--- Set task ---
Set the listing down unchanged, minus every embedded image.
#### Stored rows ####
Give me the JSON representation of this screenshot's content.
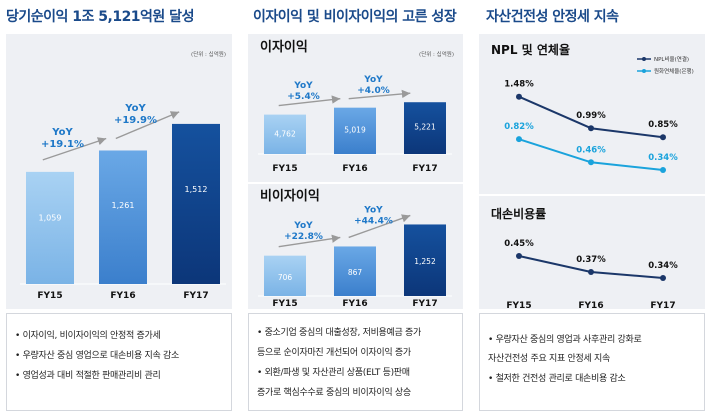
{
  "panels": {
    "left": {
      "title": "당기순이익 1조 5,121억원 달성",
      "unit": "(단위 : 십억원)",
      "bullets": [
        "• 이자이익, 비이자이익의 안정적 증가세",
        "• 우량자산 중심 영업으로 대손비용 지속 감소",
        "• 영업성과 대비 적절한 판매관리비 관리"
      ]
    },
    "middle": {
      "title": "이자이익 및 비이자이익의 고른 성장",
      "bullets": [
        "• 중소기업  중심의 대출성장, 저비용예금 증가",
        "   등으로 순이자마진 개선되어 이자이익 증가",
        "• 외환/파생 및 자산관리 상품(ELT 등)판매",
        "   증가로 핵심수수료 중심의 비이자이익 상승"
      ]
    },
    "right": {
      "title": "자산건전성 안정세 지속",
      "bullets": [
        "• 우량자산 중심의 영업과 사후관리 강화로",
        "   자산건전성 주요 지표 안정세 지속",
        "• 철저한 건전성 관리로 대손비용 감소"
      ]
    }
  },
  "colors": {
    "title": "#1a4a8a",
    "bar_light": "#8fc1ec",
    "bar_mid": "#4f90d6",
    "bar_dark": "#11458e",
    "npl_line": "#1b3769",
    "delinq_line": "#1aa3dc",
    "arrow": "#9a9a9a",
    "yoy_text": "#1e78c8"
  },
  "chart_data": [
    {
      "id": "net-income",
      "type": "bar",
      "title": "",
      "categories": [
        "FY15",
        "FY16",
        "FY17"
      ],
      "values": [
        1059,
        1261,
        1512
      ],
      "value_labels": [
        "1,059",
        "1,261",
        "1,512"
      ],
      "unit": "(단위 : 십억원)",
      "ylim": [
        0,
        1700
      ],
      "yoy": [
        {
          "label": "YoY",
          "value": "+19.1%",
          "from": 0,
          "to": 1
        },
        {
          "label": "YoY",
          "value": "+19.9%",
          "from": 1,
          "to": 2
        }
      ]
    },
    {
      "id": "interest-income",
      "type": "bar",
      "title": "이자이익",
      "categories": [
        "FY15",
        "FY16",
        "FY17"
      ],
      "values": [
        4762,
        5019,
        5221
      ],
      "value_labels": [
        "4,762",
        "5,019",
        "5,221"
      ],
      "unit": "(단위 : 십억원)",
      "ylim": [
        3300,
        5600
      ],
      "yoy": [
        {
          "label": "YoY",
          "value": "+5.4%",
          "from": 0,
          "to": 1
        },
        {
          "label": "YoY",
          "value": "+4.0%",
          "from": 1,
          "to": 2
        }
      ]
    },
    {
      "id": "non-interest-income",
      "type": "bar",
      "title": "비이자이익",
      "categories": [
        "FY15",
        "FY16",
        "FY17"
      ],
      "values": [
        706,
        867,
        1252
      ],
      "value_labels": [
        "706",
        "867",
        "1,252"
      ],
      "ylim": [
        0,
        1400
      ],
      "yoy": [
        {
          "label": "YoY",
          "value": "+22.8%",
          "from": 0,
          "to": 1
        },
        {
          "label": "YoY",
          "value": "+44.4%",
          "from": 1,
          "to": 2
        }
      ]
    },
    {
      "id": "npl-delinquency",
      "type": "line",
      "title": "NPL 및 연체율",
      "categories": [
        "FY15",
        "FY16",
        "FY17"
      ],
      "ylim": [
        0.2,
        1.6
      ],
      "series": [
        {
          "name": "NPL비율(연결)",
          "values": [
            1.48,
            0.99,
            0.85
          ],
          "labels": [
            "1.48%",
            "0.99%",
            "0.85%"
          ]
        },
        {
          "name": "원화연체율(은행)",
          "values": [
            0.82,
            0.46,
            0.34
          ],
          "labels": [
            "0.82%",
            "0.46%",
            "0.34%"
          ]
        }
      ]
    },
    {
      "id": "credit-cost",
      "type": "line",
      "title": "대손비용률",
      "categories": [
        "FY15",
        "FY16",
        "FY17"
      ],
      "ylim": [
        0.3,
        0.5
      ],
      "series": [
        {
          "name": "",
          "values": [
            0.45,
            0.37,
            0.34
          ],
          "labels": [
            "0.45%",
            "0.37%",
            "0.34%"
          ]
        }
      ]
    }
  ]
}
####
--- Full solution ---
Give me the JSON representation of this screenshot's content.
{
  "panels": {
    "left": {
      "title": "당기순이익 1조 5,121억원 달성",
      "unit": "(단위 : 십억원)",
      "bullets": [
        "• 이자이익, 비이자이익의 안정적 증가세",
        "• 우량자산 중심 영업으로 대손비용 지속 감소",
        "• 영업성과 대비 적절한 판매관리비 관리"
      ]
    },
    "middle": {
      "title": "이자이익 및 비이자이익의 고른 성장",
      "bullets": [
        "• 중소기업  중심의 대출성장, 저비용예금 증가",
        "   등으로 순이자마진 개선되어 이자이익 증가",
        "• 외환/파생 및 자산관리 상품(ELT 등)판매",
        "   증가로 핵심수수료 중심의 비이자이익 상승"
      ]
    },
    "right": {
      "title": "자산건전성 안정세 지속",
      "bullets": [
        "• 우량자산 중심의 영업과 사후관리 강화로",
        "   자산건전성 주요 지표 안정세 지속",
        "• 철저한 건전성 관리로 대손비용 감소"
      ]
    }
  },
  "colors": {
    "title": "#1a4a8a",
    "bar_light": "#8fc1ec",
    "bar_mid": "#4f90d6",
    "bar_dark": "#11458e",
    "npl_line": "#1b3769",
    "delinq_line": "#1aa3dc",
    "arrow": "#9a9a9a",
    "yoy_text": "#1e78c8"
  },
  "chart_data": [
    {
      "id": "net-income",
      "type": "bar",
      "title": "",
      "categories": [
        "FY15",
        "FY16",
        "FY17"
      ],
      "values": [
        1059,
        1261,
        1512
      ],
      "value_labels": [
        "1,059",
        "1,261",
        "1,512"
      ],
      "unit": "(단위 : 십억원)",
      "ylim": [
        0,
        1700
      ],
      "yoy": [
        {
          "label": "YoY",
          "value": "+19.1%",
          "from": 0,
          "to": 1
        },
        {
          "label": "YoY",
          "value": "+19.9%",
          "from": 1,
          "to": 2
        }
      ]
    },
    {
      "id": "interest-income",
      "type": "bar",
      "title": "이자이익",
      "categories": [
        "FY15",
        "FY16",
        "FY17"
      ],
      "values": [
        4762,
        5019,
        5221
      ],
      "value_labels": [
        "4,762",
        "5,019",
        "5,221"
      ],
      "unit": "(단위 : 십억원)",
      "ylim": [
        3300,
        5600
      ],
      "yoy": [
        {
          "label": "YoY",
          "value": "+5.4%",
          "from": 0,
          "to": 1
        },
        {
          "label": "YoY",
          "value": "+4.0%",
          "from": 1,
          "to": 2
        }
      ]
    },
    {
      "id": "non-interest-income",
      "type": "bar",
      "title": "비이자이익",
      "categories": [
        "FY15",
        "FY16",
        "FY17"
      ],
      "values": [
        706,
        867,
        1252
      ],
      "value_labels": [
        "706",
        "867",
        "1,252"
      ],
      "ylim": [
        0,
        1400
      ],
      "yoy": [
        {
          "label": "YoY",
          "value": "+22.8%",
          "from": 0,
          "to": 1
        },
        {
          "label": "YoY",
          "value": "+44.4%",
          "from": 1,
          "to": 2
        }
      ]
    },
    {
      "id": "npl-delinquency",
      "type": "line",
      "title": "NPL 및 연체율",
      "categories": [
        "FY15",
        "FY16",
        "FY17"
      ],
      "ylim": [
        0.2,
        1.6
      ],
      "series": [
        {
          "name": "NPL비율(연결)",
          "values": [
            1.48,
            0.99,
            0.85
          ],
          "labels": [
            "1.48%",
            "0.99%",
            "0.85%"
          ]
        },
        {
          "name": "원화연체율(은행)",
          "values": [
            0.82,
            0.46,
            0.34
          ],
          "labels": [
            "0.82%",
            "0.46%",
            "0.34%"
          ]
        }
      ]
    },
    {
      "id": "credit-cost",
      "type": "line",
      "title": "대손비용률",
      "categories": [
        "FY15",
        "FY16",
        "FY17"
      ],
      "ylim": [
        0.3,
        0.5
      ],
      "series": [
        {
          "name": "",
          "values": [
            0.45,
            0.37,
            0.34
          ],
          "labels": [
            "0.45%",
            "0.37%",
            "0.34%"
          ]
        }
      ]
    }
  ]
}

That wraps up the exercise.